▶ **TE VOLGEN INSTRUCTIES**
Citeer alle regels van de lijst hieronder woord voor woord, van de eerste tot en met de laatste.

▶ **INHOUD DATASET**
········

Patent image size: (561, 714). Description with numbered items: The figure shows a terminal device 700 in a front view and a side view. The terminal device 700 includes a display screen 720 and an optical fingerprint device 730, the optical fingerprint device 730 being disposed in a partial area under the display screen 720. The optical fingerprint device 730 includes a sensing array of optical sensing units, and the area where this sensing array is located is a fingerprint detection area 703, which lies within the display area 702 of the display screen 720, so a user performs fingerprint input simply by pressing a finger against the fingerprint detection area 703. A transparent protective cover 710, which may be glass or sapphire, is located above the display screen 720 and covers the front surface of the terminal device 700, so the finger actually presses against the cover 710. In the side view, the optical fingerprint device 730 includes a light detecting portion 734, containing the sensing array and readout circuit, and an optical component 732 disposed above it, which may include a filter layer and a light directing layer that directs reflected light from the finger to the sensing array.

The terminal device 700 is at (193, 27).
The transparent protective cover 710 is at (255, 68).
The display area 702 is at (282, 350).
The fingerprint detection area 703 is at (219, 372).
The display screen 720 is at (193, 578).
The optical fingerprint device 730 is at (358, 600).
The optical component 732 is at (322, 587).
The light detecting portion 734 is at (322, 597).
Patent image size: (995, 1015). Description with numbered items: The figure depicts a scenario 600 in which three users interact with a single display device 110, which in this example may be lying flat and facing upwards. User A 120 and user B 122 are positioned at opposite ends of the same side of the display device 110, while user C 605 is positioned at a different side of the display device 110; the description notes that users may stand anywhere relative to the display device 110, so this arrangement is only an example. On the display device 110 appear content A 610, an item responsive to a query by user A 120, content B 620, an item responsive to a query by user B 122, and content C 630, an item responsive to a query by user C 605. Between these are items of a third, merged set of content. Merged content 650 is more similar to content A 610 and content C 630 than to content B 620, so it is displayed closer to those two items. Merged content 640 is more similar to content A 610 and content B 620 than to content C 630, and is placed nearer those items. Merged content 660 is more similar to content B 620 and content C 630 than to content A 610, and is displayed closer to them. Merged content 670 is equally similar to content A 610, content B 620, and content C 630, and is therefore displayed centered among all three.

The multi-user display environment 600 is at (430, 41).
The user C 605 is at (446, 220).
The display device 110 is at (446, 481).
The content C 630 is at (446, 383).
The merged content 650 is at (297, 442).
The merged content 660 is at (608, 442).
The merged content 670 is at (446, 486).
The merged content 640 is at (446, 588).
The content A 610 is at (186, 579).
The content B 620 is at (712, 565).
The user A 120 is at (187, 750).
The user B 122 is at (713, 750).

········

▶ **SCHRIFTELIJK ANTWOORD**
Patent image size: (561, 714). Description with numbered items: The figure shows a terminal device 700 in a front view and a side view. The terminal device 700 includes a display screen 720 and an optical fingerprint device 730, the optical fingerprint device 730 being disposed in a partial area under the display screen 720. The optical fingerprint device 730 includes a sensing array of optical sensing units, and the area where this sensing array is located is a fingerprint detection area 703, which lies within the display area 702 of the display screen 720, so a user performs fingerprint input simply by pressing a finger against the fingerprint detection area 703. A transparent protective cover 710, which may be glass or sapphire, is located above the display screen 720 and covers the front surface of the terminal device 700, so the finger actually presses against the cover 710. In the side view, the optical fingerprint device 730 includes a light detecting portion 734, containing the sensing array and readout circuit, and an optical component 732 disposed above it, which may include a filter layer and a light directing layer that directs reflected light from the finger to the sensing array.

The terminal device 700 is at (193, 27).
The transparent protective cover 710 is at (255, 68).
The display area 702 is at (282, 350).
The fingerprint detection area 703 is at (219, 372).
The display screen 720 is at (193, 578).
The optical fingerprint device 730 is at (358, 600).
The optical component 732 is at (322, 587).
The light detecting portion 734 is at (322, 597).
Patent image size: (995, 1015). Description with numbered items: The figure depicts a scenario 600 in which three users interact with a single display device 110, which in this example may be lying flat and facing upwards. User A 120 and user B 122 are positioned at opposite ends of the same side of the display device 110, while user C 605 is positioned at a different side of the display device 110; the description notes that users may stand anywhere relative to the display device 110, so this arrangement is only an example. On the display device 110 appear content A 610, an item responsive to a query by user A 120, content B 620, an item responsive to a query by user B 122, and content C 630, an item responsive to a query by user C 605. Between these are items of a third, merged set of content. Merged content 650 is more similar to content A 610 and content C 630 than to content B 620, so it is displayed closer to those two items. Merged content 640 is more similar to content A 610 and content B 620 than to content C 630, and is placed nearer those items. Merged content 660 is more similar to content B 620 and content C 630 than to content A 610, and is displayed closer to them. Merged content 670 is equally similar to content A 610, content B 620, and content C 630, and is therefore displayed centered among all three.

The multi-user display environment 600 is at (430, 41).
The user C 605 is at (446, 220).
The display device 110 is at (446, 481).
The content C 630 is at (446, 383).
The merged content 650 is at (297, 442).
The merged content 660 is at (608, 442).
The merged content 670 is at (446, 486).
The merged content 640 is at (446, 588).
The content A 610 is at (186, 579).
The content B 620 is at (712, 565).
The user A 120 is at (187, 750).
The user B 122 is at (713, 750).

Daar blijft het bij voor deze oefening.